**Provided data**:
━━━

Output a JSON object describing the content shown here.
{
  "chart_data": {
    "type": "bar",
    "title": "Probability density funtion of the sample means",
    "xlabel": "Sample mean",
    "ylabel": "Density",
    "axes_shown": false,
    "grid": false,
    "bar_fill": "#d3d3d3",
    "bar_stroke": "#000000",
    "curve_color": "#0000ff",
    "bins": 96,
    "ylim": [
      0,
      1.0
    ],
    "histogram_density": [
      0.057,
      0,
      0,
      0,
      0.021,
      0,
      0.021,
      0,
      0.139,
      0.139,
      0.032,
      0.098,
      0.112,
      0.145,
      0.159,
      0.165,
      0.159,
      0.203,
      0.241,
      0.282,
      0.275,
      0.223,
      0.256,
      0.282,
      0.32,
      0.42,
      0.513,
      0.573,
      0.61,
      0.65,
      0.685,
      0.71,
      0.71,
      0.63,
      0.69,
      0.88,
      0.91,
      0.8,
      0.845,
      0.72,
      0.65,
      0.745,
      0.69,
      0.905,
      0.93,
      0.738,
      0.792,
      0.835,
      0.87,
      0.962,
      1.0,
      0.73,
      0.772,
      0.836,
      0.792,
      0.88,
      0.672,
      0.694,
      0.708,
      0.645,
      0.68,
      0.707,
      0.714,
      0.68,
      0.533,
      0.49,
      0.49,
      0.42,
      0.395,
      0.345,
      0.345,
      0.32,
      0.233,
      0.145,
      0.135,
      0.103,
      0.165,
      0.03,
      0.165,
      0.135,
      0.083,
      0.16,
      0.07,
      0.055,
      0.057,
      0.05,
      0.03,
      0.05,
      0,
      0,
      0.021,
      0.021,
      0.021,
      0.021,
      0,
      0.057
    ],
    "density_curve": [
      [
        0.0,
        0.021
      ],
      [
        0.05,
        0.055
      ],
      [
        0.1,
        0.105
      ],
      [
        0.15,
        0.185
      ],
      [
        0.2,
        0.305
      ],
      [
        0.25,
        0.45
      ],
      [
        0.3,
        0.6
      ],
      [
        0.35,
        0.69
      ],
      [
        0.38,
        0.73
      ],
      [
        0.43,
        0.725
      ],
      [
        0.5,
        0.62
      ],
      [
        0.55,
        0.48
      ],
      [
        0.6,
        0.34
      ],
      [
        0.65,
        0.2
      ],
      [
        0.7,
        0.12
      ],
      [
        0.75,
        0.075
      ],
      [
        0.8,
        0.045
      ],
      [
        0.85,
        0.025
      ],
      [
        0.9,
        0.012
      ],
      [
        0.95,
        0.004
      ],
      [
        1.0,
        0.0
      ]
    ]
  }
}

━━━

**Given task**:
Could you reproduce every record above exactly as it appears?

**Expected answer**:
Output a JSON object describing the content shown here.
{
  "chart_data": {
    "type": "bar",
    "title": "Probability density funtion of the sample means",
    "xlabel": "Sample mean",
    "ylabel": "Density",
    "axes_shown": false,
    "grid": false,
    "bar_fill": "#d3d3d3",
    "bar_stroke": "#000000",
    "curve_color": "#0000ff",
    "bins": 96,
    "ylim": [
      0,
      1.0
    ],
    "histogram_density": [
      0.057,
      0,
      0,
      0,
      0.021,
      0,
      0.021,
      0,
      0.139,
      0.139,
      0.032,
      0.098,
      0.112,
      0.145,
      0.159,
      0.165,
      0.159,
      0.203,
      0.241,
      0.282,
      0.275,
      0.223,
      0.256,
      0.282,
      0.32,
      0.42,
      0.513,
      0.573,
      0.61,
      0.65,
      0.685,
      0.71,
      0.71,
      0.63,
      0.69,
      0.88,
      0.91,
      0.8,
      0.845,
      0.72,
      0.65,
      0.745,
      0.69,
      0.905,
      0.93,
      0.738,
      0.792,
      0.835,
      0.87,
      0.962,
      1.0,
      0.73,
      0.772,
      0.836,
      0.792,
      0.88,
      0.672,
      0.694,
      0.708,
      0.645,
      0.68,
      0.707,
      0.714,
      0.68,
      0.533,
      0.49,
      0.49,
      0.42,
      0.395,
      0.345,
      0.345,
      0.32,
      0.233,
      0.145,
      0.135,
      0.103,
      0.165,
      0.03,
      0.165,
      0.135,
      0.083,
      0.16,
      0.07,
      0.055,
      0.057,
      0.05,
      0.03,
      0.05,
      0,
      0,
      0.021,
      0.021,
      0.021,
      0.021,
      0,
      0.057
    ],
    "density_curve": [
      [
        0.0,
        0.021
      ],
      [
        0.05,
        0.055
      ],
      [
        0.1,
        0.105
      ],
      [
        0.15,
        0.185
      ],
      [
        0.2,
        0.305
      ],
      [
        0.25,
        0.45
      ],
      [
        0.3,
        0.6
      ],
      [
        0.35,
        0.69
      ],
      [
        0.38,
        0.73
      ],
      [
        0.43,
        0.725
      ],
      [
        0.5,
        0.62
      ],
      [
        0.55,
        0.48
      ],
      [
        0.6,
        0.34
      ],
      [
        0.65,
        0.2
      ],
      [
        0.7,
        0.12
      ],
      [
        0.75,
        0.075
      ],
      [
        0.8,
        0.045
      ],
      [
        0.85,
        0.025
      ],
      [
        0.9,
        0.012
      ],
      [
        0.95,
        0.004
      ],
      [
        1.0,
        0.0
      ]
    ]
  }
}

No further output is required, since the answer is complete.